Saved entries
>> start

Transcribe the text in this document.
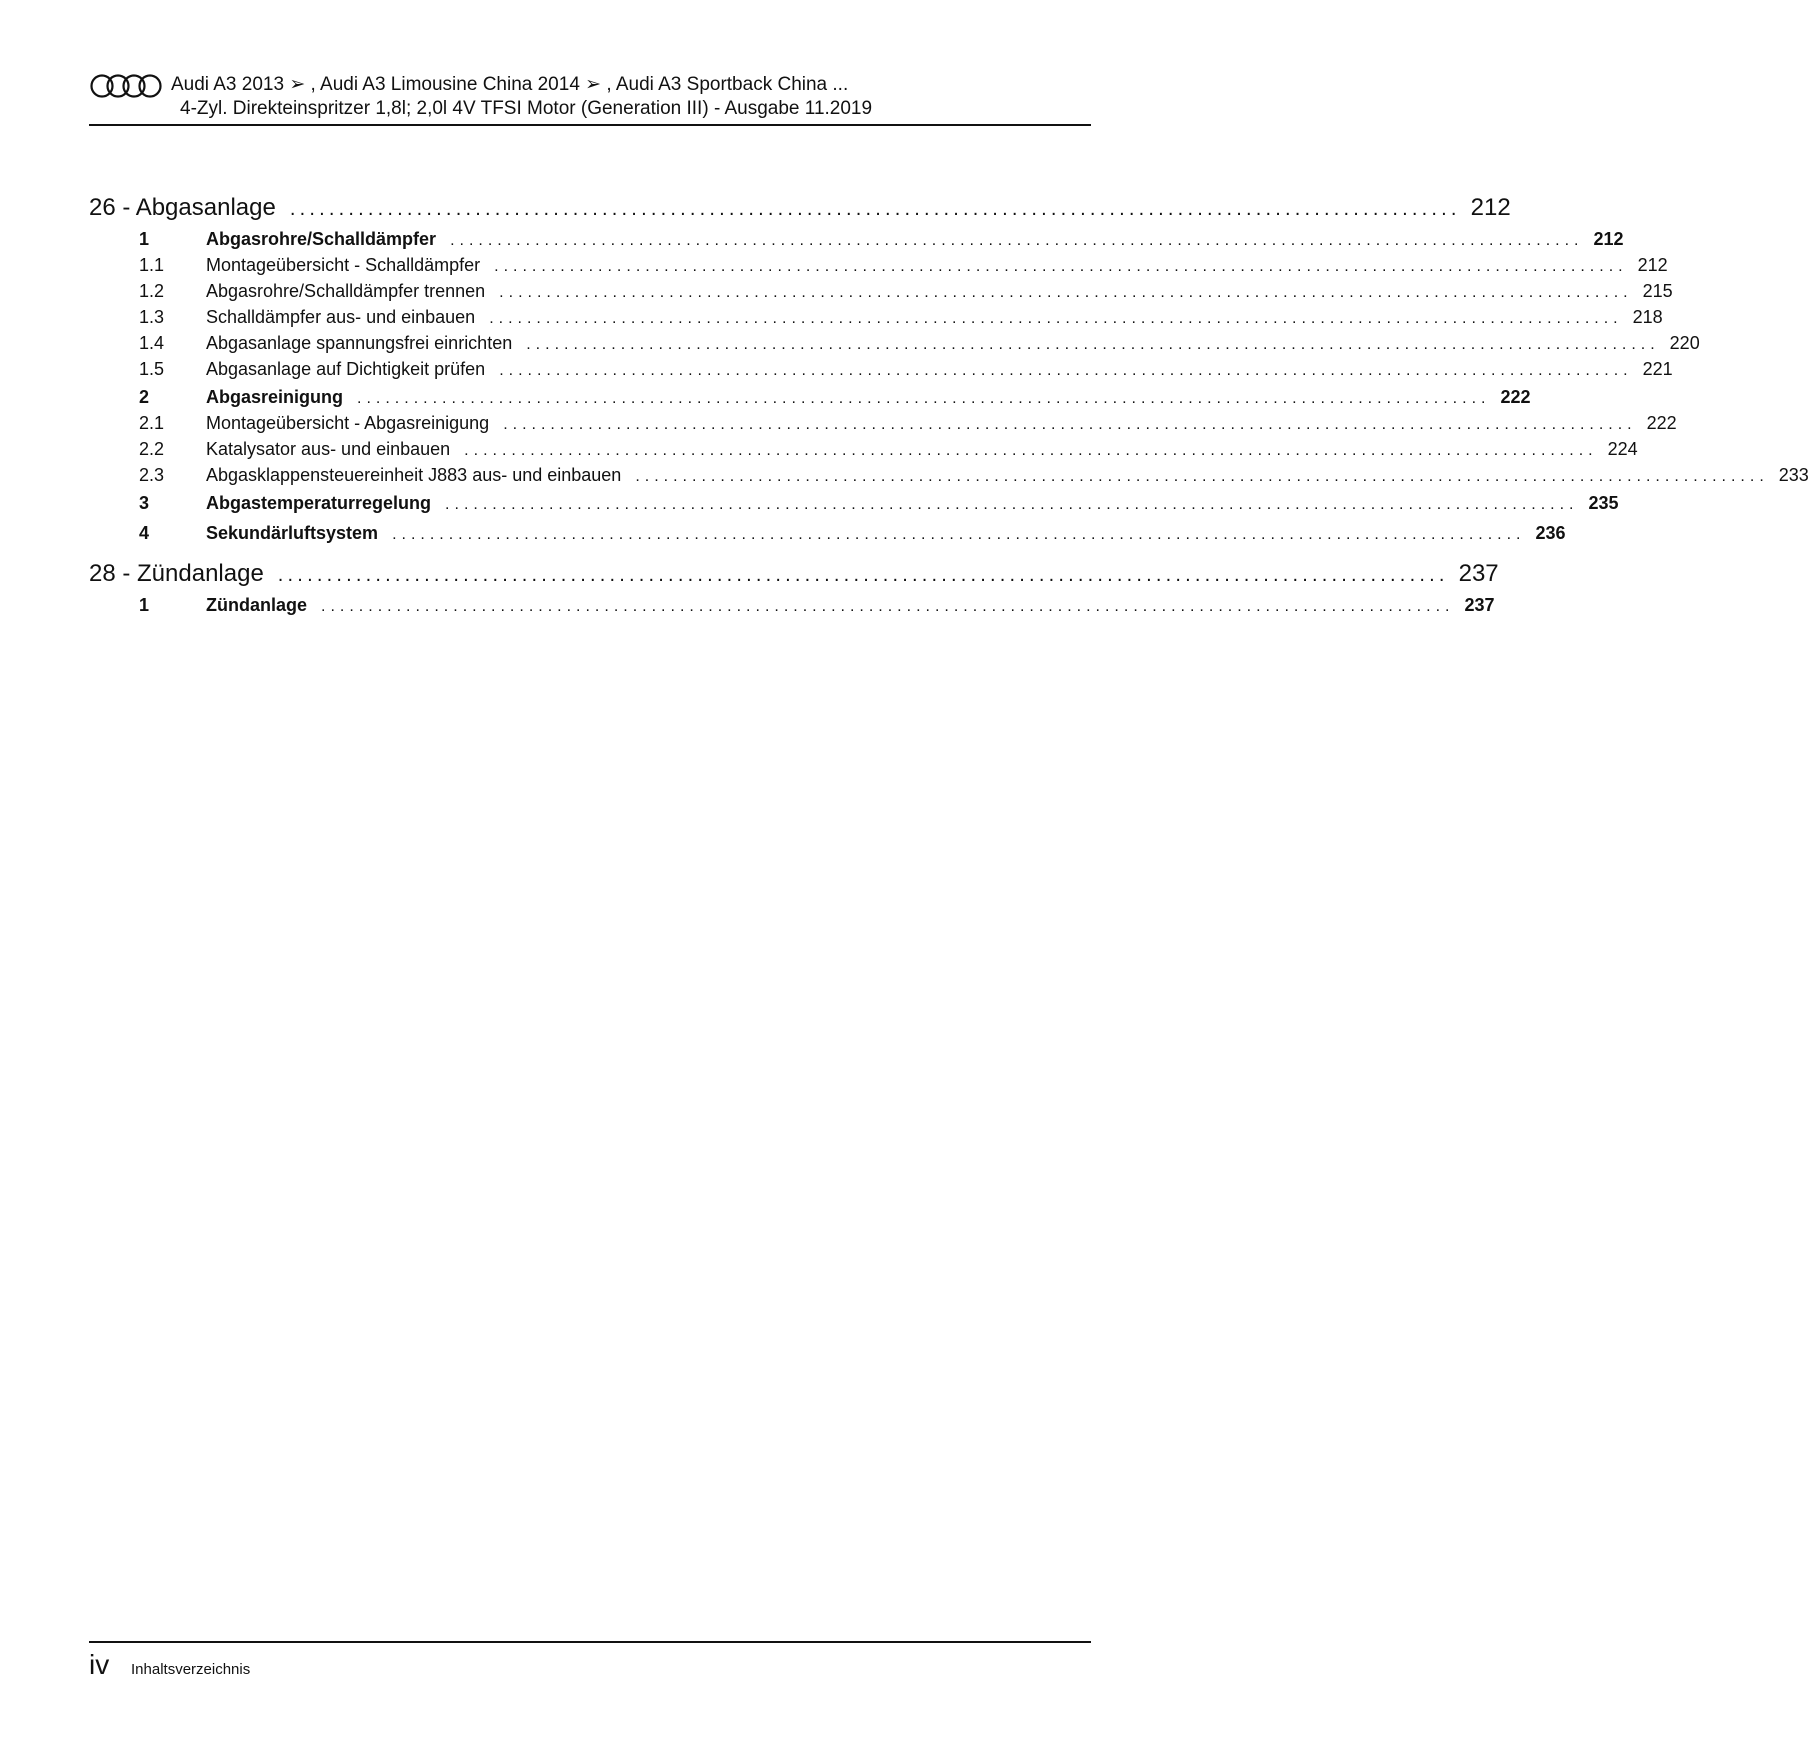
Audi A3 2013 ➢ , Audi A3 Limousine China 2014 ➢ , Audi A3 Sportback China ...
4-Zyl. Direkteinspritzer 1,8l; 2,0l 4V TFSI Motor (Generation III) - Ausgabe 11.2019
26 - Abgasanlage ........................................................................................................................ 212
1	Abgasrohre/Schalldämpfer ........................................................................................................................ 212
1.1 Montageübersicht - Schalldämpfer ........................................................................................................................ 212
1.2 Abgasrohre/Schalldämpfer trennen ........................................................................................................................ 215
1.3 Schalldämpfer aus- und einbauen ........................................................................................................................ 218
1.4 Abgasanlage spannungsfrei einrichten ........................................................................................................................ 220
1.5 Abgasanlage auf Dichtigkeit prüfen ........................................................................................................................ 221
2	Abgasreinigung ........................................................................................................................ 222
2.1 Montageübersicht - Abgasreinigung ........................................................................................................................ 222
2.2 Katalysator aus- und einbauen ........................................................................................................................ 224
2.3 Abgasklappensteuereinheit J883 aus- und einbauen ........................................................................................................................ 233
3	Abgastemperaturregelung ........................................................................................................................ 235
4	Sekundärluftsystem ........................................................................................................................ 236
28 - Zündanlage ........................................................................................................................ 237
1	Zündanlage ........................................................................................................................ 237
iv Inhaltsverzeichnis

>> end

Please repeat the entries exactly. Do not include the pictures.

- Result for this exercise
Transcribe the text in this document.
Audi A3 2013 ➢ , Audi A3 Limousine China 2014 ➢ , Audi A3 Sportback China ...
4-Zyl. Direkteinspritzer 1,8l; 2,0l 4V TFSI Motor (Generation III) - Ausgabe 11.2019
26 - Abgasanlage ........................................................................................................................ 212
1	Abgasrohre/Schalldämpfer ........................................................................................................................ 212
1.1 Montageübersicht - Schalldämpfer ........................................................................................................................ 212
1.2 Abgasrohre/Schalldämpfer trennen ........................................................................................................................ 215
1.3 Schalldämpfer aus- und einbauen ........................................................................................................................ 218
1.4 Abgasanlage spannungsfrei einrichten ........................................................................................................................ 220
1.5 Abgasanlage auf Dichtigkeit prüfen ........................................................................................................................ 221
2	Abgasreinigung ........................................................................................................................ 222
2.1 Montageübersicht - Abgasreinigung ........................................................................................................................ 222
2.2 Katalysator aus- und einbauen ........................................................................................................................ 224
2.3 Abgasklappensteuereinheit J883 aus- und einbauen ........................................................................................................................ 233
3	Abgastemperaturregelung ........................................................................................................................ 235
4	Sekundärluftsystem ........................................................................................................................ 236
28 - Zündanlage ........................................................................................................................ 237
1	Zündanlage ........................................................................................................................ 237
iv Inhaltsverzeichnis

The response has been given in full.